## TASK TO CARRY OUT
Make an exact copy of each entry, leaving out every picture.

Figure dataset records:

_____

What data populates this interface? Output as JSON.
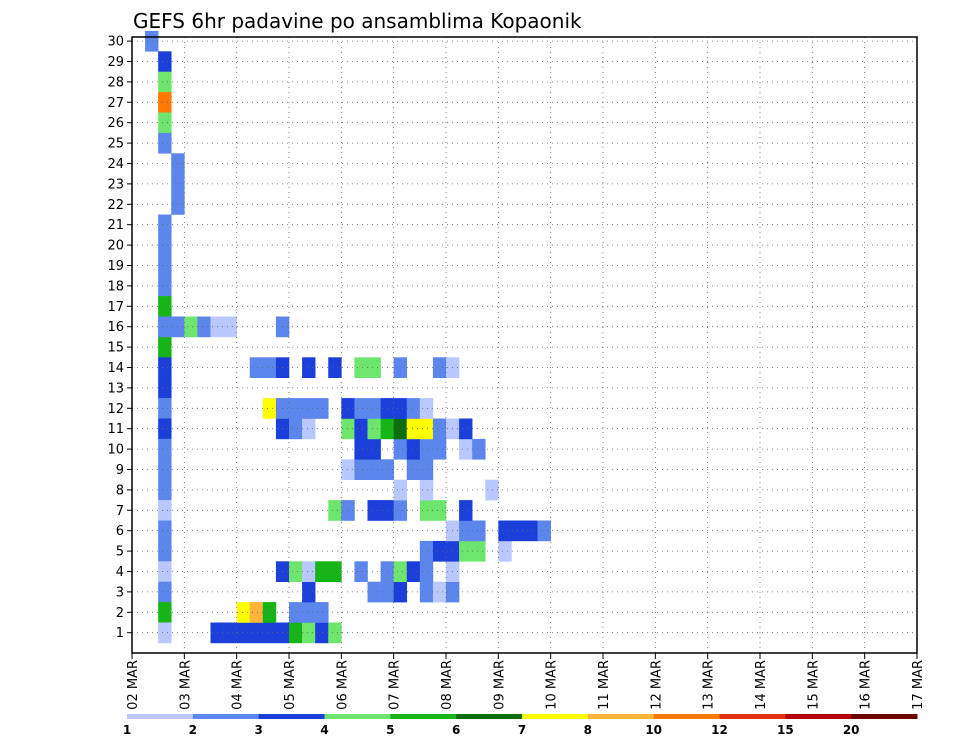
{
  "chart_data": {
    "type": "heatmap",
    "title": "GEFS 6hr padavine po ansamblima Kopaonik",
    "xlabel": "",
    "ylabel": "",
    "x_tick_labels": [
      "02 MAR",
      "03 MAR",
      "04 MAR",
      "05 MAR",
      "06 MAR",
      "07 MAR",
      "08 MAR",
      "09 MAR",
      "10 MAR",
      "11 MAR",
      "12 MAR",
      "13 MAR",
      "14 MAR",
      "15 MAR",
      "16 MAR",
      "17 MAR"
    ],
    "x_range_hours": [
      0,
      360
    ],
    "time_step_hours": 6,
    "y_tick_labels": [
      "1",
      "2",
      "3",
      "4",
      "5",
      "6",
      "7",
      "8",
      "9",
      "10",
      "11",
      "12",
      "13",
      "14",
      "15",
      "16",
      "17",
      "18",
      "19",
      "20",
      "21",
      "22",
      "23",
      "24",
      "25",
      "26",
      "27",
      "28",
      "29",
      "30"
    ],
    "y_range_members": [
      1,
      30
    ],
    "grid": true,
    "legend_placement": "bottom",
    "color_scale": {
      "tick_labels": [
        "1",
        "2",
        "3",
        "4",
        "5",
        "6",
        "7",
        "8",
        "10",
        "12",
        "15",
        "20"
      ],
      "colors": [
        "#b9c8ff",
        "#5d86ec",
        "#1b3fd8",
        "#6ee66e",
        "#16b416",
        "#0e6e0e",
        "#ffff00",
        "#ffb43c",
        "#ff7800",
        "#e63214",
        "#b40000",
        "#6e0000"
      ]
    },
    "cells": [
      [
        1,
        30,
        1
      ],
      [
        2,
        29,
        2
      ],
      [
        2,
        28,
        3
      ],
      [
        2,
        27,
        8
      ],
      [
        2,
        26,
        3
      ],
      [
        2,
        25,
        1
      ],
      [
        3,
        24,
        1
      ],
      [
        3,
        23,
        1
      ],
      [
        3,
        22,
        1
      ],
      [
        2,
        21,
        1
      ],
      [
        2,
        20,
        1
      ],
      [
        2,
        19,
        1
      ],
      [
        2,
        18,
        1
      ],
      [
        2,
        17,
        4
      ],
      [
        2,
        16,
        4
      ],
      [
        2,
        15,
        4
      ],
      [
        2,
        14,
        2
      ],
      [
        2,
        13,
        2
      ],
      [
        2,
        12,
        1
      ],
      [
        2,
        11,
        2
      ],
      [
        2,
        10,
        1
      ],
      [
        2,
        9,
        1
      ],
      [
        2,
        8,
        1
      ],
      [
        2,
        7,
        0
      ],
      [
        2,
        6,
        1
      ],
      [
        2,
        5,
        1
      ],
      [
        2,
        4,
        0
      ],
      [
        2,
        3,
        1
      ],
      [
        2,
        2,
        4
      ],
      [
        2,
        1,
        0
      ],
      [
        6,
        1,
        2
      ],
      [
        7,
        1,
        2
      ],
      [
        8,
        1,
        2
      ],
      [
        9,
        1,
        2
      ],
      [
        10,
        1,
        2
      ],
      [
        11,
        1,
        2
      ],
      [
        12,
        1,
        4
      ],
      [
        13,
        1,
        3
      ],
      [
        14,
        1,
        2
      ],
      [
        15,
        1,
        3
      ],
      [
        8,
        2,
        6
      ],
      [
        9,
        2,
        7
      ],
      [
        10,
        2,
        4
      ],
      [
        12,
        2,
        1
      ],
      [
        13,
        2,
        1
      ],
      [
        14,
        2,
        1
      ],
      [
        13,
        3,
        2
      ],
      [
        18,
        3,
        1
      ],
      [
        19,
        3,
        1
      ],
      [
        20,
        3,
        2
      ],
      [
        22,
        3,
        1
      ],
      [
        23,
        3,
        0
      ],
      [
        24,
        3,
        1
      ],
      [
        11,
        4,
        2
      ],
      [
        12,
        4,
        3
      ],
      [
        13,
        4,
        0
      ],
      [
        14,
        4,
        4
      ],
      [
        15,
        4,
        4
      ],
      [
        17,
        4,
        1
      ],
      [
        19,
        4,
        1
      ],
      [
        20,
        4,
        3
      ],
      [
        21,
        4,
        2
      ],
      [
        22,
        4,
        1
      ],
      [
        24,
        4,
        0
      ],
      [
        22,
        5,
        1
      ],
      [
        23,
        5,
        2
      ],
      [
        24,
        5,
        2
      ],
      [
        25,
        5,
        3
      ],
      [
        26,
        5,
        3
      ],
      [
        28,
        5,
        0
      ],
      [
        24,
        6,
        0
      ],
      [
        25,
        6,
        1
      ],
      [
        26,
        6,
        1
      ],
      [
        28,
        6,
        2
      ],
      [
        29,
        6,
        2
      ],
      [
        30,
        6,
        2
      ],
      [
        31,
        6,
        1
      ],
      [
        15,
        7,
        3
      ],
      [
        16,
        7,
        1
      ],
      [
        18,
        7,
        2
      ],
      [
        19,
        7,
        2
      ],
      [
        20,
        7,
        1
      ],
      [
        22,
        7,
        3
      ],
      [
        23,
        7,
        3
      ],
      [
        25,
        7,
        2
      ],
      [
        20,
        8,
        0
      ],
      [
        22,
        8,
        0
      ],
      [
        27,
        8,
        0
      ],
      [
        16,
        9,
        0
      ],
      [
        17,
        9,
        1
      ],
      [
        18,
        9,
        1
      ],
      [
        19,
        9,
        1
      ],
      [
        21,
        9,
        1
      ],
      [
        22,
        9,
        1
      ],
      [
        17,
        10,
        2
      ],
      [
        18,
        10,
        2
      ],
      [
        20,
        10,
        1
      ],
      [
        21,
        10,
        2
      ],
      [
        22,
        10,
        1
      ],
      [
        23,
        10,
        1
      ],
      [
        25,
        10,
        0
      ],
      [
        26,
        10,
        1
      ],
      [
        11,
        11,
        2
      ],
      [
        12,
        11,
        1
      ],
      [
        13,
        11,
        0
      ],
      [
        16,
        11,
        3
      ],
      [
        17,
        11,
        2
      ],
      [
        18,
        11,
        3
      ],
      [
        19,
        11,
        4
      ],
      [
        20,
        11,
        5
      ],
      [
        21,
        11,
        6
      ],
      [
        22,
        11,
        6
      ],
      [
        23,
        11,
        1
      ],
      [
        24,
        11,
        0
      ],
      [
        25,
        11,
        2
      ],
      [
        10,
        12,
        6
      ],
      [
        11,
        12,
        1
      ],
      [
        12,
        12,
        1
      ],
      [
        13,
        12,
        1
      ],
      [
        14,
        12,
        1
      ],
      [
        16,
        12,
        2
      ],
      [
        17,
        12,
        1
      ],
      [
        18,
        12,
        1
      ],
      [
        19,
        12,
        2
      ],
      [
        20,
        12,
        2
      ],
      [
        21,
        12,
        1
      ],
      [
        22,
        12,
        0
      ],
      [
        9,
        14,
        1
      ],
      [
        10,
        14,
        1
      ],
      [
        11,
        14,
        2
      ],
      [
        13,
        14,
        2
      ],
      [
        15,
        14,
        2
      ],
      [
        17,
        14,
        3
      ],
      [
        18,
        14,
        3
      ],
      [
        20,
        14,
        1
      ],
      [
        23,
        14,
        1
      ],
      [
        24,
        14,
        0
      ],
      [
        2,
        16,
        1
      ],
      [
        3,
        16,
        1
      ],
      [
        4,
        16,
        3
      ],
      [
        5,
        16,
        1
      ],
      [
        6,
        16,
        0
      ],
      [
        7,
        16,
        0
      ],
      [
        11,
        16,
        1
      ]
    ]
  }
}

_____

## THE OUTPUT
What data populates this interface? Output as JSON.
{
  "chart_data": {
    "type": "heatmap",
    "title": "GEFS 6hr padavine po ansamblima Kopaonik",
    "xlabel": "",
    "ylabel": "",
    "x_tick_labels": [
      "02 MAR",
      "03 MAR",
      "04 MAR",
      "05 MAR",
      "06 MAR",
      "07 MAR",
      "08 MAR",
      "09 MAR",
      "10 MAR",
      "11 MAR",
      "12 MAR",
      "13 MAR",
      "14 MAR",
      "15 MAR",
      "16 MAR",
      "17 MAR"
    ],
    "x_range_hours": [
      0,
      360
    ],
    "time_step_hours": 6,
    "y_tick_labels": [
      "1",
      "2",
      "3",
      "4",
      "5",
      "6",
      "7",
      "8",
      "9",
      "10",
      "11",
      "12",
      "13",
      "14",
      "15",
      "16",
      "17",
      "18",
      "19",
      "20",
      "21",
      "22",
      "23",
      "24",
      "25",
      "26",
      "27",
      "28",
      "29",
      "30"
    ],
    "y_range_members": [
      1,
      30
    ],
    "grid": true,
    "legend_placement": "bottom",
    "color_scale": {
      "tick_labels": [
        "1",
        "2",
        "3",
        "4",
        "5",
        "6",
        "7",
        "8",
        "10",
        "12",
        "15",
        "20"
      ],
      "colors": [
        "#b9c8ff",
        "#5d86ec",
        "#1b3fd8",
        "#6ee66e",
        "#16b416",
        "#0e6e0e",
        "#ffff00",
        "#ffb43c",
        "#ff7800",
        "#e63214",
        "#b40000",
        "#6e0000"
      ]
    },
    "cells": [
      [
        1,
        30,
        1
      ],
      [
        2,
        29,
        2
      ],
      [
        2,
        28,
        3
      ],
      [
        2,
        27,
        8
      ],
      [
        2,
        26,
        3
      ],
      [
        2,
        25,
        1
      ],
      [
        3,
        24,
        1
      ],
      [
        3,
        23,
        1
      ],
      [
        3,
        22,
        1
      ],
      [
        2,
        21,
        1
      ],
      [
        2,
        20,
        1
      ],
      [
        2,
        19,
        1
      ],
      [
        2,
        18,
        1
      ],
      [
        2,
        17,
        4
      ],
      [
        2,
        16,
        4
      ],
      [
        2,
        15,
        4
      ],
      [
        2,
        14,
        2
      ],
      [
        2,
        13,
        2
      ],
      [
        2,
        12,
        1
      ],
      [
        2,
        11,
        2
      ],
      [
        2,
        10,
        1
      ],
      [
        2,
        9,
        1
      ],
      [
        2,
        8,
        1
      ],
      [
        2,
        7,
        0
      ],
      [
        2,
        6,
        1
      ],
      [
        2,
        5,
        1
      ],
      [
        2,
        4,
        0
      ],
      [
        2,
        3,
        1
      ],
      [
        2,
        2,
        4
      ],
      [
        2,
        1,
        0
      ],
      [
        6,
        1,
        2
      ],
      [
        7,
        1,
        2
      ],
      [
        8,
        1,
        2
      ],
      [
        9,
        1,
        2
      ],
      [
        10,
        1,
        2
      ],
      [
        11,
        1,
        2
      ],
      [
        12,
        1,
        4
      ],
      [
        13,
        1,
        3
      ],
      [
        14,
        1,
        2
      ],
      [
        15,
        1,
        3
      ],
      [
        8,
        2,
        6
      ],
      [
        9,
        2,
        7
      ],
      [
        10,
        2,
        4
      ],
      [
        12,
        2,
        1
      ],
      [
        13,
        2,
        1
      ],
      [
        14,
        2,
        1
      ],
      [
        13,
        3,
        2
      ],
      [
        18,
        3,
        1
      ],
      [
        19,
        3,
        1
      ],
      [
        20,
        3,
        2
      ],
      [
        22,
        3,
        1
      ],
      [
        23,
        3,
        0
      ],
      [
        24,
        3,
        1
      ],
      [
        11,
        4,
        2
      ],
      [
        12,
        4,
        3
      ],
      [
        13,
        4,
        0
      ],
      [
        14,
        4,
        4
      ],
      [
        15,
        4,
        4
      ],
      [
        17,
        4,
        1
      ],
      [
        19,
        4,
        1
      ],
      [
        20,
        4,
        3
      ],
      [
        21,
        4,
        2
      ],
      [
        22,
        4,
        1
      ],
      [
        24,
        4,
        0
      ],
      [
        22,
        5,
        1
      ],
      [
        23,
        5,
        2
      ],
      [
        24,
        5,
        2
      ],
      [
        25,
        5,
        3
      ],
      [
        26,
        5,
        3
      ],
      [
        28,
        5,
        0
      ],
      [
        24,
        6,
        0
      ],
      [
        25,
        6,
        1
      ],
      [
        26,
        6,
        1
      ],
      [
        28,
        6,
        2
      ],
      [
        29,
        6,
        2
      ],
      [
        30,
        6,
        2
      ],
      [
        31,
        6,
        1
      ],
      [
        15,
        7,
        3
      ],
      [
        16,
        7,
        1
      ],
      [
        18,
        7,
        2
      ],
      [
        19,
        7,
        2
      ],
      [
        20,
        7,
        1
      ],
      [
        22,
        7,
        3
      ],
      [
        23,
        7,
        3
      ],
      [
        25,
        7,
        2
      ],
      [
        20,
        8,
        0
      ],
      [
        22,
        8,
        0
      ],
      [
        27,
        8,
        0
      ],
      [
        16,
        9,
        0
      ],
      [
        17,
        9,
        1
      ],
      [
        18,
        9,
        1
      ],
      [
        19,
        9,
        1
      ],
      [
        21,
        9,
        1
      ],
      [
        22,
        9,
        1
      ],
      [
        17,
        10,
        2
      ],
      [
        18,
        10,
        2
      ],
      [
        20,
        10,
        1
      ],
      [
        21,
        10,
        2
      ],
      [
        22,
        10,
        1
      ],
      [
        23,
        10,
        1
      ],
      [
        25,
        10,
        0
      ],
      [
        26,
        10,
        1
      ],
      [
        11,
        11,
        2
      ],
      [
        12,
        11,
        1
      ],
      [
        13,
        11,
        0
      ],
      [
        16,
        11,
        3
      ],
      [
        17,
        11,
        2
      ],
      [
        18,
        11,
        3
      ],
      [
        19,
        11,
        4
      ],
      [
        20,
        11,
        5
      ],
      [
        21,
        11,
        6
      ],
      [
        22,
        11,
        6
      ],
      [
        23,
        11,
        1
      ],
      [
        24,
        11,
        0
      ],
      [
        25,
        11,
        2
      ],
      [
        10,
        12,
        6
      ],
      [
        11,
        12,
        1
      ],
      [
        12,
        12,
        1
      ],
      [
        13,
        12,
        1
      ],
      [
        14,
        12,
        1
      ],
      [
        16,
        12,
        2
      ],
      [
        17,
        12,
        1
      ],
      [
        18,
        12,
        1
      ],
      [
        19,
        12,
        2
      ],
      [
        20,
        12,
        2
      ],
      [
        21,
        12,
        1
      ],
      [
        22,
        12,
        0
      ],
      [
        9,
        14,
        1
      ],
      [
        10,
        14,
        1
      ],
      [
        11,
        14,
        2
      ],
      [
        13,
        14,
        2
      ],
      [
        15,
        14,
        2
      ],
      [
        17,
        14,
        3
      ],
      [
        18,
        14,
        3
      ],
      [
        20,
        14,
        1
      ],
      [
        23,
        14,
        1
      ],
      [
        24,
        14,
        0
      ],
      [
        2,
        16,
        1
      ],
      [
        3,
        16,
        1
      ],
      [
        4,
        16,
        3
      ],
      [
        5,
        16,
        1
      ],
      [
        6,
        16,
        0
      ],
      [
        7,
        16,
        0
      ],
      [
        11,
        16,
        1
      ]
    ]
  }
}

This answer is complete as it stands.